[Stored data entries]
========
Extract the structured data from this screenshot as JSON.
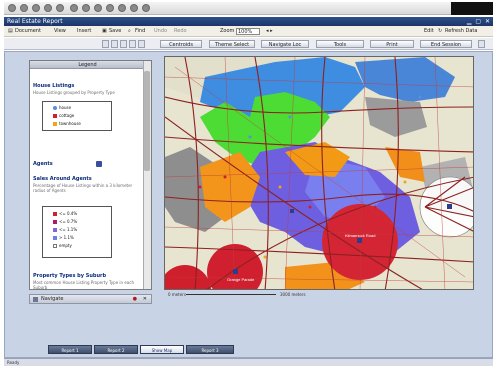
{
  "window": {
    "title": "Real Estate Report"
  },
  "menu": {
    "items": [
      "Document",
      "View",
      "Insert",
      "Save",
      "Find",
      "Undo",
      "Redo"
    ],
    "zoom_label": "Zoom",
    "zoom_value": "100%",
    "right_items": [
      "Edit",
      "Refresh Data"
    ]
  },
  "toolbar": {
    "buttons": [
      "Centroids",
      "Theme Select",
      "Navigate Loc",
      "Tools",
      "Print",
      "End Session"
    ]
  },
  "legend": {
    "title": "Legend",
    "house_listings": {
      "heading": "House Listings",
      "description": "House Listings grouped by Property Type",
      "items": [
        {
          "label": "house",
          "color": "#5b8fd8"
        },
        {
          "label": "cottage",
          "color": "#d01f2d"
        },
        {
          "label": "townhouse",
          "color": "#f2a21b"
        }
      ]
    },
    "agents": {
      "heading": "Agents"
    },
    "sales": {
      "heading": "Sales Around Agents",
      "description": "Percentage of House Listings within a 3 kilometer radius of Agents",
      "items": [
        {
          "label": "<= 0.4%",
          "color": "#d01f2d"
        },
        {
          "label": "<= 0.7%",
          "color": "#b2186a"
        },
        {
          "label": "<= 1.1%",
          "color": "#7c69d6"
        },
        {
          "label": "> 1.1%",
          "color": "#6d7ee8"
        },
        {
          "label": "empty",
          "color": "#ffffff"
        }
      ]
    },
    "property_types": {
      "heading": "Property Types by Suburb",
      "description": "Most common House Listing Property Type in each Suburb"
    }
  },
  "navigator": {
    "label": "Navigate"
  },
  "map": {
    "scale_left": "0 meters",
    "scale_right": "3000 meters",
    "agent_labels": [
      {
        "label": "Kilmarnock Road",
        "color": "#d01f2d"
      },
      {
        "label": "Grange Parade",
        "color": "#d01f2d"
      }
    ]
  },
  "tabs": [
    "Report 1",
    "Report 2",
    "Show Map",
    "Report 3"
  ],
  "status": "Ready"
}
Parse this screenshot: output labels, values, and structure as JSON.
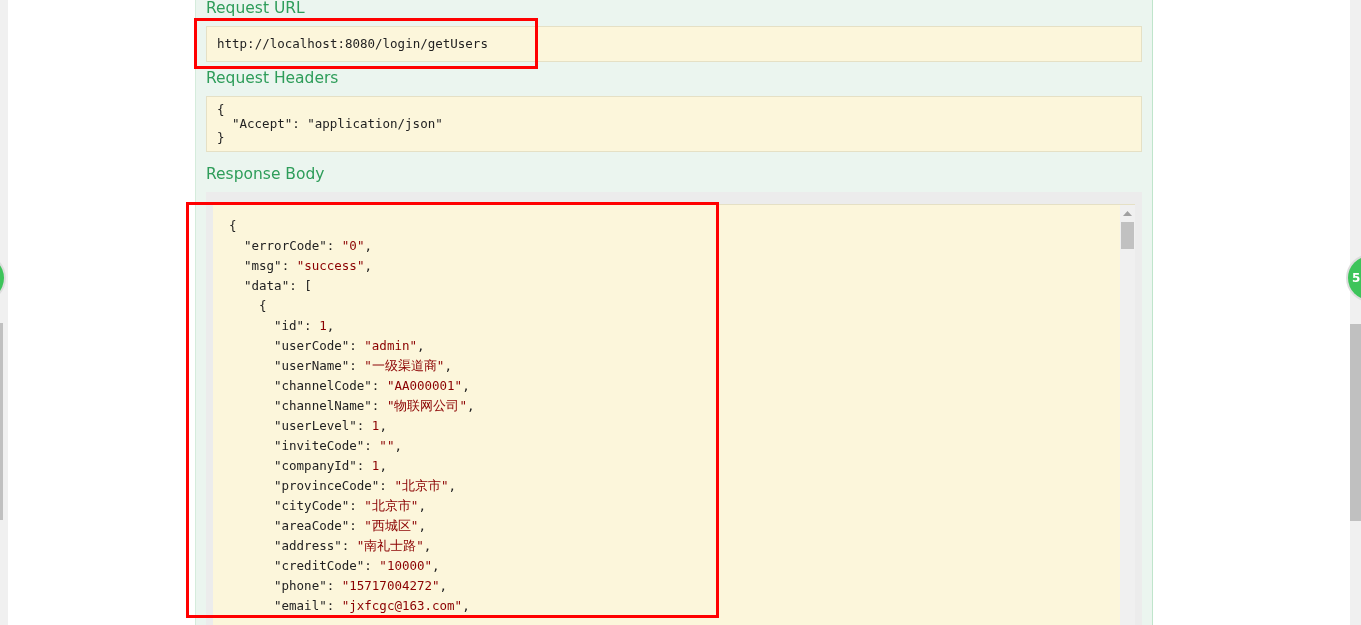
{
  "request_url": {
    "title": "Request URL",
    "value": "http://localhost:8080/login/getUsers",
    "highlighted": true
  },
  "request_headers": {
    "title": "Request Headers",
    "body": {
      "value": "{",
      "kind": "punct",
      "children": [
        {
          "key": "\"Accept\":",
          "value": "\"application/json\"",
          "kind": "plain"
        }
      ],
      "close": "}"
    }
  },
  "response_body": {
    "title": "Response Body",
    "highlighted": true,
    "body": {
      "value": "{",
      "kind": "punct",
      "children": [
        {
          "key": "\"errorCode\":",
          "value": "\"0\"",
          "kind": "literal",
          "end": ","
        },
        {
          "key": "\"msg\":",
          "value": "\"success\"",
          "kind": "literal",
          "end": ","
        },
        {
          "key": "\"data\":",
          "value": "[",
          "kind": "punct",
          "children": [
            {
              "value": "{",
              "kind": "punct",
              "children": [
                {
                  "key": "\"id\":",
                  "value": "1",
                  "kind": "literal",
                  "end": ","
                },
                {
                  "key": "\"userCode\":",
                  "value": "\"admin\"",
                  "kind": "literal",
                  "end": ","
                },
                {
                  "key": "\"userName\":",
                  "value": "\"一级渠道商\"",
                  "kind": "literal",
                  "end": ","
                },
                {
                  "key": "\"channelCode\":",
                  "value": "\"AA000001\"",
                  "kind": "literal",
                  "end": ","
                },
                {
                  "key": "\"channelName\":",
                  "value": "\"物联网公司\"",
                  "kind": "literal",
                  "end": ","
                },
                {
                  "key": "\"userLevel\":",
                  "value": "1",
                  "kind": "literal",
                  "end": ","
                },
                {
                  "key": "\"inviteCode\":",
                  "value": "\"\"",
                  "kind": "literal",
                  "end": ","
                },
                {
                  "key": "\"companyId\":",
                  "value": "1",
                  "kind": "literal",
                  "end": ","
                },
                {
                  "key": "\"provinceCode\":",
                  "value": "\"北京市\"",
                  "kind": "literal",
                  "end": ","
                },
                {
                  "key": "\"cityCode\":",
                  "value": "\"北京市\"",
                  "kind": "literal",
                  "end": ","
                },
                {
                  "key": "\"areaCode\":",
                  "value": "\"西城区\"",
                  "kind": "literal",
                  "end": ","
                },
                {
                  "key": "\"address\":",
                  "value": "\"南礼士路\"",
                  "kind": "literal",
                  "end": ","
                },
                {
                  "key": "\"creditCode\":",
                  "value": "\"10000\"",
                  "kind": "literal",
                  "end": ","
                },
                {
                  "key": "\"phone\":",
                  "value": "\"15717004272\"",
                  "kind": "literal",
                  "end": ","
                },
                {
                  "key": "\"email\":",
                  "value": "\"jxfcgc@163.com\"",
                  "kind": "literal",
                  "end": ","
                }
              ]
            }
          ]
        }
      ]
    }
  },
  "floating_badge": {
    "label": "5"
  }
}
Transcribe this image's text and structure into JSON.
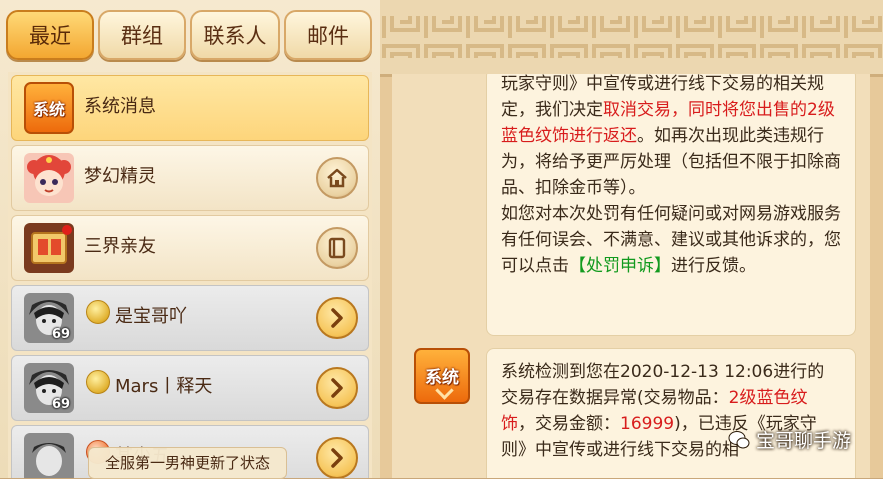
{
  "tabs": [
    {
      "label": "最近",
      "active": true
    },
    {
      "label": "群组",
      "active": false
    },
    {
      "label": "联系人",
      "active": false
    },
    {
      "label": "邮件",
      "active": false
    }
  ],
  "contacts": [
    {
      "name": "系统消息",
      "style": "selected",
      "avatar": "system-badge",
      "avatar_text": "系统"
    },
    {
      "name": "梦幻精灵",
      "style": "normal",
      "avatar": "fairy-avatar",
      "button_icon": "home-icon"
    },
    {
      "name": "三界亲友",
      "style": "normal",
      "avatar": "scroll-avatar",
      "button_icon": "book-icon"
    },
    {
      "name": "是宝哥吖",
      "style": "gray",
      "avatar": "character-avatar",
      "level": "69",
      "badge": "gold",
      "button_icon": "chevron-right-icon"
    },
    {
      "name": "Mars丨释天",
      "style": "gray",
      "avatar": "character-avatar",
      "level": "69",
      "badge": "gold",
      "button_icon": "chevron-right-icon"
    },
    {
      "name": "某少五",
      "style": "gray",
      "avatar": "character-avatar",
      "badge": "red",
      "button_icon": "chevron-right-icon"
    }
  ],
  "toast": "全服第一男神更新了状态",
  "messages": [
    {
      "sender_icon_text": "系统",
      "segments": [
        {
          "text": "玩家守则》中宣传或进行线下交易的相关规定，我们决定",
          "color": "normal"
        },
        {
          "text": "取消交易，同时将您出售的2级蓝色纹饰进行返还",
          "color": "red"
        },
        {
          "text": "。如再次出现此类违规行为，将给予更严厉处理（包括但不限于扣除商品、扣除金币等）。",
          "color": "normal"
        },
        {
          "break": true
        },
        {
          "text": "如您对本次处罚有任何疑问或对网易游戏服务有任何误会、不满意、建议或其他诉求的，您可以点击",
          "color": "normal"
        },
        {
          "text": "【处罚申诉】",
          "color": "green"
        },
        {
          "text": "进行反馈。",
          "color": "normal"
        }
      ]
    },
    {
      "sender_icon_text": "系统",
      "segments": [
        {
          "text": "系统检测到您在2020-12-13 12:06进行的交易存在数据异常(交易物品：",
          "color": "normal"
        },
        {
          "text": "2级蓝色纹饰",
          "color": "red"
        },
        {
          "text": "，交易金额：",
          "color": "normal"
        },
        {
          "text": "16999",
          "color": "red"
        },
        {
          "text": ")，已违反《玩家守则》中宣传或进行线下交易的相",
          "color": "normal"
        }
      ]
    }
  ],
  "watermark": "宝哥聊手游",
  "colors": {
    "accent": "#f3a731",
    "red_text": "#d81c1c",
    "green_text": "#129a1e"
  }
}
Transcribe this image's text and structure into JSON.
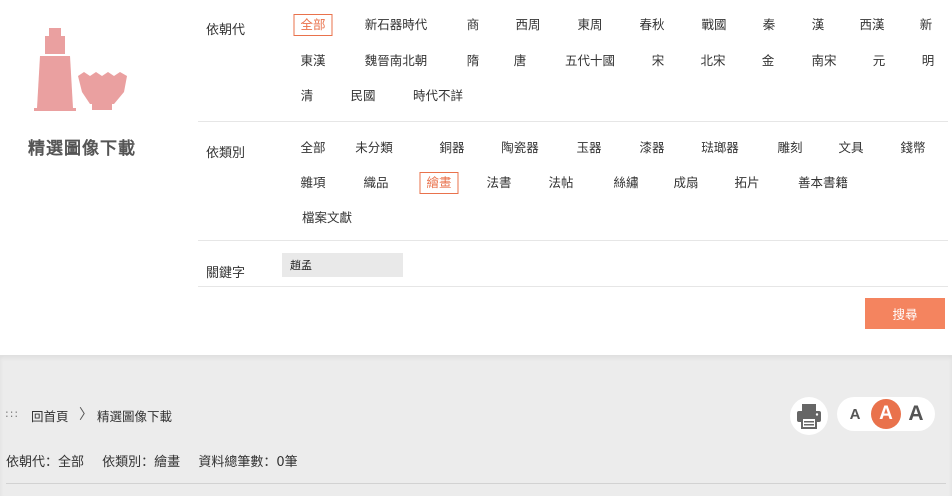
{
  "section": {
    "title": "精選圖像下載"
  },
  "dynasty": {
    "label": "依朝代",
    "options": [
      [
        "全部",
        "新石器時代",
        "商",
        "西周",
        "東周",
        "春秋",
        "戰國",
        "秦",
        "漢",
        "西漢",
        "新"
      ],
      [
        "東漢",
        "魏晉南北朝",
        "隋",
        "唐",
        "五代十國",
        "宋",
        "北宋",
        "金",
        "南宋",
        "元",
        "明"
      ],
      [
        "清",
        "民國",
        "時代不詳"
      ]
    ],
    "selected": "全部"
  },
  "category": {
    "label": "依類別",
    "options": [
      [
        "全部",
        "未分類",
        "銅器",
        "陶瓷器",
        "玉器",
        "漆器",
        "琺瑯器",
        "雕刻",
        "文具",
        "錢幣"
      ],
      [
        "雜項",
        "織品",
        "繪畫",
        "法書",
        "法帖",
        "絲繡",
        "成扇",
        "拓片",
        "善本書籍"
      ],
      [
        "檔案文獻"
      ]
    ],
    "selected": "繪畫"
  },
  "keyword": {
    "label": "關鍵字",
    "value": "趙孟"
  },
  "search_button": {
    "label": "搜尋"
  },
  "breadcrumb": {
    "dots": ":::",
    "home": "回首頁",
    "sep": "〉",
    "current": "精選圖像下載"
  },
  "font_size": {
    "small": "A",
    "mid": "A",
    "large": "A"
  },
  "result": {
    "dynasty": "依朝代：全部",
    "category": "依類別：繪畫",
    "count": "資料總筆數：0筆"
  },
  "colors": {
    "accent": "#e9724c",
    "button": "#f4845f",
    "logo": "#eaa0a0"
  }
}
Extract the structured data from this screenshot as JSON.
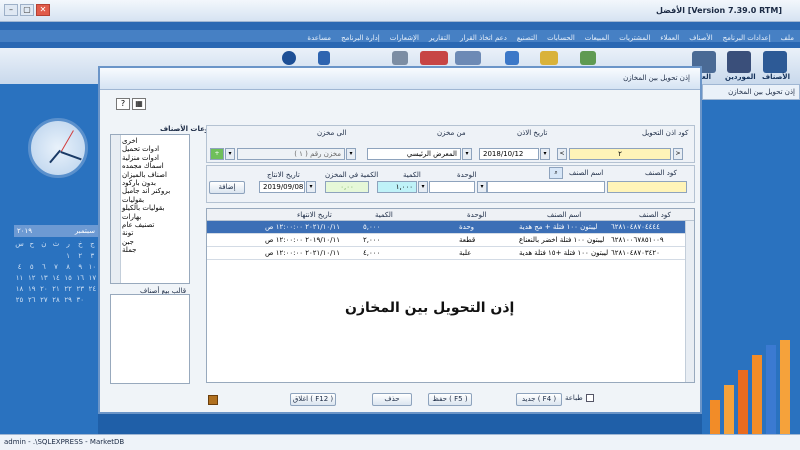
{
  "app": {
    "title": "[Version 7.39.0 RTM] الأفضل",
    "menu_items": [
      "ملف",
      "إعدادات البرنامج",
      "الأصناف",
      "العملاء",
      "المشتريات",
      "المبيعات",
      "الحسابات",
      "التصنيع",
      "دعم اتخاذ القرار",
      "التقارير",
      "الإشعارات",
      "إدارة البرنامج",
      "مساعدة"
    ],
    "toolbar": {
      "items_label": "الأصناف",
      "suppliers_label": "الموردين",
      "customers_label": "العملا"
    },
    "right_tab": "إذن تحويل بين المخازن",
    "status": "admin  -  .\\SQLEXPRESS  -  MarketDB"
  },
  "calendar": {
    "month": "سبتمبر",
    "year": "٢٠١٩",
    "weekdays": [
      "س",
      "ح",
      "ن",
      "ث",
      "ر",
      "خ",
      "ج"
    ],
    "days": [
      "",
      "",
      "",
      "",
      "١",
      "٢",
      "٣",
      "٤",
      "٥",
      "٦",
      "٧",
      "٨",
      "٩",
      "١٠",
      "١١",
      "١٢",
      "١٣",
      "١٤",
      "١٥",
      "١٦",
      "١٧",
      "١٨",
      "١٩",
      "٢٠",
      "٢١",
      "٢٢",
      "٢٣",
      "٢٤",
      "٢٥",
      "٢٦",
      "٢٧",
      "٢٨",
      "٢٩",
      "٣٠"
    ]
  },
  "dialog": {
    "title": "إذن تحويل بين المخازن",
    "categories_label": "مجموعات الأصناف",
    "categories": [
      "اخرى",
      "ادوات تحميل",
      "ادوات منزلية",
      "اسماك مجمده",
      "اصناف بالميزان",
      "بدون باركود",
      "بروكنر اند جامبل",
      "بقوليات",
      "بقوليات بالكيلو",
      "بهارات",
      "تصنيف عام",
      "تونة",
      "جبن",
      "جملة"
    ],
    "template_label": "قالب بيع أصناف",
    "header": {
      "doc_code_label": "كود اذن التحويل",
      "doc_code_value": "٢",
      "date_label": "تاريخ الاذن",
      "date_value": "2018/10/12",
      "from_label": "من مخزن",
      "from_value": "المعرض الرئيسي",
      "to_label": "الى مخزن",
      "to_value": "مخزن رقم ( ١ )"
    },
    "item_form": {
      "code_label": "كود الصنف",
      "name_label": "اسم الصنف",
      "unit_label": "الوحدة",
      "qty_label": "الكمية",
      "qty_value": "١,٠٠٠",
      "stock_label": "الكمية في المخزن",
      "stock_value": "٠,٠٠",
      "prod_date_label": "تاريخ الانتاج",
      "prod_date_value": "2019/09/08",
      "add_button": "إضافة"
    },
    "grid": {
      "columns": [
        "كود الصنف",
        "اسم الصنف",
        "الوحدة",
        "الكمية",
        "تاريخ الانتهاء"
      ],
      "rows": [
        [
          "٦٢٨١٠٤٨٧٠٤٤٤٤",
          "ليبتون ١٠٠ فتلة + مج هدية",
          "وحدة",
          "٥,٠٠٠",
          "٢٠٢١/١٠/١١ ١٢:٠٠:٠٠ ص"
        ],
        [
          "٦٢٨١٠٠٦٧٨٥١٠٠٩",
          "ليبتون ١٠٠ فتلة اخضر بالنعناع",
          "قطعة",
          "٢,٠٠٠",
          "٢٠١٩/١٠/١١ ١٢:٠٠:٠٠ ص"
        ],
        [
          "٦٢٨١٠٤٨٧٠٣٤٢٠",
          "ليبتون ١٠٠ فتلة +١٥ فتلة هدية",
          "علبة",
          "٤,٠٠٠",
          "٢٠٢١/١٠/١١ ١٢:٠٠:٠٠ ص"
        ]
      ]
    },
    "watermark": "إذن التحويل بين المخازن",
    "buttons": {
      "print": "طباعة",
      "new": "جديد ( F4 )",
      "save": "حفظ ( F5 )",
      "delete": "حذف",
      "close": "اغلاق ( F12 )"
    }
  }
}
========
=== Exercise task ===
Copy every line of the data that holds the string "heading".

=== In response ===
      "heading": "House Listings",
      "heading": "Agents"
      "heading": "Sales Around Agents",
      "heading": "Property Types by Suburb",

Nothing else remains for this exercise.